>> START Input for this task

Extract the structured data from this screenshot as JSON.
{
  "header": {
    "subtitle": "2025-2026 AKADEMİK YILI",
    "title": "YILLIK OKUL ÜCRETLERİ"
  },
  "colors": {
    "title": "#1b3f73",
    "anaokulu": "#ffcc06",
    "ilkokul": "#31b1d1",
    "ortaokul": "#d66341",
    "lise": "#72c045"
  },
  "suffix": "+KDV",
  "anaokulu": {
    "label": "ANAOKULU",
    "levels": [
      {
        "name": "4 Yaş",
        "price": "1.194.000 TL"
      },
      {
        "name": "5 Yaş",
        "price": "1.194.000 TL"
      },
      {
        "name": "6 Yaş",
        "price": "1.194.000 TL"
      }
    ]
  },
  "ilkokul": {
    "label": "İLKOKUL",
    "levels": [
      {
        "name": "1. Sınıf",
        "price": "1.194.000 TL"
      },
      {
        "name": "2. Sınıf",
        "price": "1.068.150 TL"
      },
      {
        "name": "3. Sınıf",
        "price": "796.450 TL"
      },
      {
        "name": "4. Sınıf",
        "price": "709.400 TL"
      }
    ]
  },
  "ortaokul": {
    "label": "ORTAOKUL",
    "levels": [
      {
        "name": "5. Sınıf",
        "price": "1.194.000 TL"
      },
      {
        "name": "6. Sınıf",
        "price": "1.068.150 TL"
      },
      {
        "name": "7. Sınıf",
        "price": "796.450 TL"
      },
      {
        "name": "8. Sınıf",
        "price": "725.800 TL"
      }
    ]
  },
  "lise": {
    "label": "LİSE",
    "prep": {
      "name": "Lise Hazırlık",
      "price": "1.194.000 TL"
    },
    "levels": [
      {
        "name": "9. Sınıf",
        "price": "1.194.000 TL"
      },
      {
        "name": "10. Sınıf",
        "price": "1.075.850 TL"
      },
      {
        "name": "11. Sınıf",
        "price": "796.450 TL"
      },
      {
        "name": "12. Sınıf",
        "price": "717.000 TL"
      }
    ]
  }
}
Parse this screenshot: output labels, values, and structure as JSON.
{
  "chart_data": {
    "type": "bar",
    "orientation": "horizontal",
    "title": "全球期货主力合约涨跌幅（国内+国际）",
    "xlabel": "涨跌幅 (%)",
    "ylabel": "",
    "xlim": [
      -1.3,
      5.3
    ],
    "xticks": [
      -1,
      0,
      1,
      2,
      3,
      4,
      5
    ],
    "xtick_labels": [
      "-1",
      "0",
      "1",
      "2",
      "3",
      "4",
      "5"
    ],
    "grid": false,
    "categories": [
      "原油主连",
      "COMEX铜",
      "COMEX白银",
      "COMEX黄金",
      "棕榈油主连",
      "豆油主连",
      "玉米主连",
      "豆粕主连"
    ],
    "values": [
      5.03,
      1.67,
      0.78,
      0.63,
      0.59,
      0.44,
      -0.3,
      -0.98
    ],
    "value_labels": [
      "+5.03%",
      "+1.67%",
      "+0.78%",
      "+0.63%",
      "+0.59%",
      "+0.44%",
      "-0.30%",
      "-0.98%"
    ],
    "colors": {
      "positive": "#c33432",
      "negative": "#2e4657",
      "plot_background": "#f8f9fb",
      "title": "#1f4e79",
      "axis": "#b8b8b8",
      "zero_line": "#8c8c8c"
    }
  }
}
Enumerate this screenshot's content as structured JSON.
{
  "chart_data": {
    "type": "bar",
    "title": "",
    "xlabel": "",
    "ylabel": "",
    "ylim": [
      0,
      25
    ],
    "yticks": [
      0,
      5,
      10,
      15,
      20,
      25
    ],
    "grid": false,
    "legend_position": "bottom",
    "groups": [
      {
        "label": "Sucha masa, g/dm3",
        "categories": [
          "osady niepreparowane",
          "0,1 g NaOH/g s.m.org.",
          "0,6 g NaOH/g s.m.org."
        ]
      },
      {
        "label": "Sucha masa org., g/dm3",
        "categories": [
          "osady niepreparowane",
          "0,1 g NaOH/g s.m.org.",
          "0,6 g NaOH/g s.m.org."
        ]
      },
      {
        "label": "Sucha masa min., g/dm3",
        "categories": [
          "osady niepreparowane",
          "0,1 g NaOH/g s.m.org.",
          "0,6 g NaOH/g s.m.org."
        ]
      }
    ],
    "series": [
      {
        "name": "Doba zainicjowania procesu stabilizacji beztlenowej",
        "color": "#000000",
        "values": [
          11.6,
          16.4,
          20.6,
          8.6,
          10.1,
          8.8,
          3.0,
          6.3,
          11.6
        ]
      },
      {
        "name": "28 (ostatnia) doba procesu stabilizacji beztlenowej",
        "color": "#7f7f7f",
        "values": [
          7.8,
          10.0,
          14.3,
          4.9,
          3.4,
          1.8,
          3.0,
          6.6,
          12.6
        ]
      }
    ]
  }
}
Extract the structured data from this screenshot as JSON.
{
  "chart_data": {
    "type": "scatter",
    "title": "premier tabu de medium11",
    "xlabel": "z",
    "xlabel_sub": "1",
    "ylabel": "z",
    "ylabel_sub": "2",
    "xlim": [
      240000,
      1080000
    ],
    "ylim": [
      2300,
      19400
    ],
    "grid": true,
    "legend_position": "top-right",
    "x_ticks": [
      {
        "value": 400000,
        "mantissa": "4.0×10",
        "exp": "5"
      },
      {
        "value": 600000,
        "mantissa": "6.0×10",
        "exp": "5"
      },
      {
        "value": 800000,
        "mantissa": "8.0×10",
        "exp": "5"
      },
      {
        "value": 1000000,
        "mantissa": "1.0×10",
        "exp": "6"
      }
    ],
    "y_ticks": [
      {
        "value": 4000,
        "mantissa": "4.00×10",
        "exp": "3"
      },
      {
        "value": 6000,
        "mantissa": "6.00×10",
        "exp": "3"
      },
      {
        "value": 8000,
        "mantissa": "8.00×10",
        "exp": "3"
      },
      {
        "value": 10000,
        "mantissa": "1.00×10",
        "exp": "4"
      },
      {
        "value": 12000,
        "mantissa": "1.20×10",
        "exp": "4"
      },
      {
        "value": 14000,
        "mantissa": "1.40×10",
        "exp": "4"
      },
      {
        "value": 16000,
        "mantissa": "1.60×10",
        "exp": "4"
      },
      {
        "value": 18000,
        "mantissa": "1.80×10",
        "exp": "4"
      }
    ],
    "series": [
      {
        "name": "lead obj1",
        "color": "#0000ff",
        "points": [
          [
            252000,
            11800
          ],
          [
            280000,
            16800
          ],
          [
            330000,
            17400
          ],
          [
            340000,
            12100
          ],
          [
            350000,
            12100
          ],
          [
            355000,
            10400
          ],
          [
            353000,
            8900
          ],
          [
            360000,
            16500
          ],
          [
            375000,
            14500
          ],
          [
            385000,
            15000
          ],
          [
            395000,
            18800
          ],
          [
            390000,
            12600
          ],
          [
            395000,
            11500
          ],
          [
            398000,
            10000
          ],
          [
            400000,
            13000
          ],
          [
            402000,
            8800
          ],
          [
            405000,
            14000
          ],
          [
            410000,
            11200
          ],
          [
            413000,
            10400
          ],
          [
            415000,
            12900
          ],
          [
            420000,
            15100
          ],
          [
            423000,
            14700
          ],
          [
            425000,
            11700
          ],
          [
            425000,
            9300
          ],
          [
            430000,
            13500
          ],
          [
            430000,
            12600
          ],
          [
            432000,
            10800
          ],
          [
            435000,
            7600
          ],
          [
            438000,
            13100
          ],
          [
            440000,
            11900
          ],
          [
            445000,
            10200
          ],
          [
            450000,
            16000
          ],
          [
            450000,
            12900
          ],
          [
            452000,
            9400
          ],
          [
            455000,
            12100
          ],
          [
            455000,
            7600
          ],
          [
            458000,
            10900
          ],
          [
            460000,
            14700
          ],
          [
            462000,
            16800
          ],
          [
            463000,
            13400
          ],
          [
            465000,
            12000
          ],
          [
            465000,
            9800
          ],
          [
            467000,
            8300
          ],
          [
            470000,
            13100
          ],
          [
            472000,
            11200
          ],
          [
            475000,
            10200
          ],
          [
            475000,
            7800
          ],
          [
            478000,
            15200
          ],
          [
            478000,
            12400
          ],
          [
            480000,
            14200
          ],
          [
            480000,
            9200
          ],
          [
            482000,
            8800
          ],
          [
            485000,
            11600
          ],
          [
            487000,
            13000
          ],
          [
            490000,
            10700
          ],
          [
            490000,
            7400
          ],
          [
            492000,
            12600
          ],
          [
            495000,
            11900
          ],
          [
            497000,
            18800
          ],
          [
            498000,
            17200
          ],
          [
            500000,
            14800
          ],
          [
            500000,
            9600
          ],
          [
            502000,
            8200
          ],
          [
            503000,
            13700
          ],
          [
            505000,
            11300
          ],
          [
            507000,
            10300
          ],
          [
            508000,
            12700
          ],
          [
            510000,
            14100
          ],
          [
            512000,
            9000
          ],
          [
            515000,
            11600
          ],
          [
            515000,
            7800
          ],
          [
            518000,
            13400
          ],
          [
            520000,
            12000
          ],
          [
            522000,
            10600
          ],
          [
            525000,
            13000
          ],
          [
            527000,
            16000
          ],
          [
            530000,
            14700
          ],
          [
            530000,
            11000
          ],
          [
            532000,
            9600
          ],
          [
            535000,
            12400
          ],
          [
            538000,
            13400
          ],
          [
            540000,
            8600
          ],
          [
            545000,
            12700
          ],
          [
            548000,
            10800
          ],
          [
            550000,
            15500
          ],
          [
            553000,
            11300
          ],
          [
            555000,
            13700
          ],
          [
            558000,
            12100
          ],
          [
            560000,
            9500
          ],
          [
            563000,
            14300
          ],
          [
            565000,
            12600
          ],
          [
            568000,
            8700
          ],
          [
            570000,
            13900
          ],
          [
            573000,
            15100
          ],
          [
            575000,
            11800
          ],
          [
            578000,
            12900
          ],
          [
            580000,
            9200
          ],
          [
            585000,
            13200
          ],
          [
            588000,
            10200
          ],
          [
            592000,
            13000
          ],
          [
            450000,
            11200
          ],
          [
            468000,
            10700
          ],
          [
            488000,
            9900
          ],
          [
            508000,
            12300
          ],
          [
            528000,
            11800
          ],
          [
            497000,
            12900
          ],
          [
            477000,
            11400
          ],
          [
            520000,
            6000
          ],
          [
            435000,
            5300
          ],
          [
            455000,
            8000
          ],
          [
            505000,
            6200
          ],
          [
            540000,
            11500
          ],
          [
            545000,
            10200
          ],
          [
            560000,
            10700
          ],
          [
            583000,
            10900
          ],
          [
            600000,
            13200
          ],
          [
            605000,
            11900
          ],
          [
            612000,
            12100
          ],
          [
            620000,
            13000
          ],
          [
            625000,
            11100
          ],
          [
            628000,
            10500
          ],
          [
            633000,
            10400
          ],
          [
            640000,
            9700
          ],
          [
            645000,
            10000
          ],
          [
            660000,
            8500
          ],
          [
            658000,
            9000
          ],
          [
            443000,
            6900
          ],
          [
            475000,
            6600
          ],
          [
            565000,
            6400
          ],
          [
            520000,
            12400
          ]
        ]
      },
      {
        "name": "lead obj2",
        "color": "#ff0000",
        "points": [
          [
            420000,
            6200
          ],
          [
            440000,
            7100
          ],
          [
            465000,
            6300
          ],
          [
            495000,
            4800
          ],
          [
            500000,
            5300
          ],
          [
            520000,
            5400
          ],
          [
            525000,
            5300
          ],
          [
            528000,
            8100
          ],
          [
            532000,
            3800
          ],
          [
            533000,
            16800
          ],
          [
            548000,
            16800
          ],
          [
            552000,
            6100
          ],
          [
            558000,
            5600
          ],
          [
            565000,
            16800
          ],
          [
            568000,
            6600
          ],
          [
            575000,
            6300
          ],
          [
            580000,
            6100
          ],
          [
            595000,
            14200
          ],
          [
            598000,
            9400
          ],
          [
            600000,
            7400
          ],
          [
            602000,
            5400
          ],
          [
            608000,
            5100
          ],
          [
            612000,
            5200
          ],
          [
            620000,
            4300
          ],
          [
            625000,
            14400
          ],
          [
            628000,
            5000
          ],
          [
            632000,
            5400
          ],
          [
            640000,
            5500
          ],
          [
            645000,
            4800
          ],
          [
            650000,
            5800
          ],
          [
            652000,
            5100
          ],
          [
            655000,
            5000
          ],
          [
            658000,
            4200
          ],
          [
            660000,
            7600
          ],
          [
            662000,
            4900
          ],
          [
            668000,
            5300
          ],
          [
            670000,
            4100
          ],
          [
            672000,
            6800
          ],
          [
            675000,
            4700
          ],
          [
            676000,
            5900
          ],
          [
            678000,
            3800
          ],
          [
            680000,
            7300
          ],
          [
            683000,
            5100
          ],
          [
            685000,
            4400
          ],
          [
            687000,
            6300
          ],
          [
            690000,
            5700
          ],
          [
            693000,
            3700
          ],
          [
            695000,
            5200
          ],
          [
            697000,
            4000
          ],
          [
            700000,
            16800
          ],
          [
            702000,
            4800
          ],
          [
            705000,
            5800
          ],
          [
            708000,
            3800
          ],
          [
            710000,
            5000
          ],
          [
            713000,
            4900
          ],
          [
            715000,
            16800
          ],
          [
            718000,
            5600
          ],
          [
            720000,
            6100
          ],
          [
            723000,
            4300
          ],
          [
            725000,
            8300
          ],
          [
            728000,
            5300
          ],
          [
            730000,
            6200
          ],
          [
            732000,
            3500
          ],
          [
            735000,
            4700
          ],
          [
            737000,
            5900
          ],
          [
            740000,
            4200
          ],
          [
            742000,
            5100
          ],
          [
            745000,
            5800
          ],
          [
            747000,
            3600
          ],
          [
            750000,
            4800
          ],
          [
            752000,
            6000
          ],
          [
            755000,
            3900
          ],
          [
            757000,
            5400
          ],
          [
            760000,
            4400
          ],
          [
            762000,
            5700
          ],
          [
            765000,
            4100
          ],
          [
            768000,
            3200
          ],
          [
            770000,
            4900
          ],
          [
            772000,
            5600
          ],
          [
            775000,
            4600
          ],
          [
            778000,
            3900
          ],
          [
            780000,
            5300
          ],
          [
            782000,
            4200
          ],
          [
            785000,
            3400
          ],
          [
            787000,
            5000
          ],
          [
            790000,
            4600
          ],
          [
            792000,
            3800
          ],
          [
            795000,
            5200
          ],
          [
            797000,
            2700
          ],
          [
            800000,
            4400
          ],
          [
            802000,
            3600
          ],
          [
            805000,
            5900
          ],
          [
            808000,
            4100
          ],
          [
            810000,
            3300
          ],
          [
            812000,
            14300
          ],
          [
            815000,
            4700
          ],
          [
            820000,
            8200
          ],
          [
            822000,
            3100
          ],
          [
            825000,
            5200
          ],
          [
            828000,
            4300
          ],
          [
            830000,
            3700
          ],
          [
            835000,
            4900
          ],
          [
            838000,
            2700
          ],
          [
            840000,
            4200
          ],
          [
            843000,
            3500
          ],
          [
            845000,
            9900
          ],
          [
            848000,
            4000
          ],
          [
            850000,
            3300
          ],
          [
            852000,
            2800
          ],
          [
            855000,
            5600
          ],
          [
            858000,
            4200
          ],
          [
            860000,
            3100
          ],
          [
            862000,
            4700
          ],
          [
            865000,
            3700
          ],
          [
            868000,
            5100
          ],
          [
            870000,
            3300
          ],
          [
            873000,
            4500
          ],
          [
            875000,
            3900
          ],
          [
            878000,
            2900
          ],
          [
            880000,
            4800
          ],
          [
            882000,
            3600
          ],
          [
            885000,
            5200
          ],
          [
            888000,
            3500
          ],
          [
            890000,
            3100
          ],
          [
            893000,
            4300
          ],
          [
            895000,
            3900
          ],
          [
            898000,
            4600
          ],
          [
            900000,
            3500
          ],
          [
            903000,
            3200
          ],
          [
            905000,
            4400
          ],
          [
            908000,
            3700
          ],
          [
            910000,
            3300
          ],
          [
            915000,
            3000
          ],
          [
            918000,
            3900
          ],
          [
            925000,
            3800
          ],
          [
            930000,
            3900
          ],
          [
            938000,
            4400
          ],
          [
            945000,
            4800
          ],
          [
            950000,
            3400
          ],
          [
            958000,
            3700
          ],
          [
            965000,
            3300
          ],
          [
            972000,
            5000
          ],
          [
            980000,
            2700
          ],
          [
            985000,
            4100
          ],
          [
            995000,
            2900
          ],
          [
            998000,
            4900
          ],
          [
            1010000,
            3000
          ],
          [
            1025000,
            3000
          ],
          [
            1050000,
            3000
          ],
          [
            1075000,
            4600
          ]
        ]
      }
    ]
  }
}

>> END Input for this task

● **Task directions**
Count how many lines of the listing above include "screenshot" and report that number alone.

● **Written reply**
4